◆ **GOAL**: Return every line below in which "Muscle" appears.

Collected data entries:
>>>>>

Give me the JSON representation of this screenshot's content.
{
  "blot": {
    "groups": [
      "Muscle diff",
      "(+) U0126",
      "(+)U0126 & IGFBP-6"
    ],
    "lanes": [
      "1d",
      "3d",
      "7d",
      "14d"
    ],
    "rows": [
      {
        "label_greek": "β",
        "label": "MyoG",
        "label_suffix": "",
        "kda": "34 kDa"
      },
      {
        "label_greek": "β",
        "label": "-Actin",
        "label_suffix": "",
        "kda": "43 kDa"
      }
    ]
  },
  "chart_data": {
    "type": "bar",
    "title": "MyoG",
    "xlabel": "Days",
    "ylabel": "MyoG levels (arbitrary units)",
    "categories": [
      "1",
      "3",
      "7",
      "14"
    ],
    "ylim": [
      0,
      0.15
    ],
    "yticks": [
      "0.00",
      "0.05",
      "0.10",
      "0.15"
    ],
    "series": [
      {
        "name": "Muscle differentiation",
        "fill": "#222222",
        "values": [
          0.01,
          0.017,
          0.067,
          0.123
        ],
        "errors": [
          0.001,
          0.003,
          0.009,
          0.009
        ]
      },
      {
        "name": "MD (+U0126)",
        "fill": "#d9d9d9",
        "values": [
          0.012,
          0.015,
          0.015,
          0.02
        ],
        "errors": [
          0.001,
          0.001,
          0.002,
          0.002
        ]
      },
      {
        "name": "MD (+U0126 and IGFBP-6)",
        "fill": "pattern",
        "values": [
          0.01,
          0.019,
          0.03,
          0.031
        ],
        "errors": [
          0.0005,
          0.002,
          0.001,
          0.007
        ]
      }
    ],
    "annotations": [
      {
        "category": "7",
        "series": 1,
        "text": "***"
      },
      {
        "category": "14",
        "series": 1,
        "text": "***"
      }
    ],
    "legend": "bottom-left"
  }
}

<<<<<

◆ **OUTPUT BELOW**:
      "Muscle diff",
        "name": "Muscle differentiation",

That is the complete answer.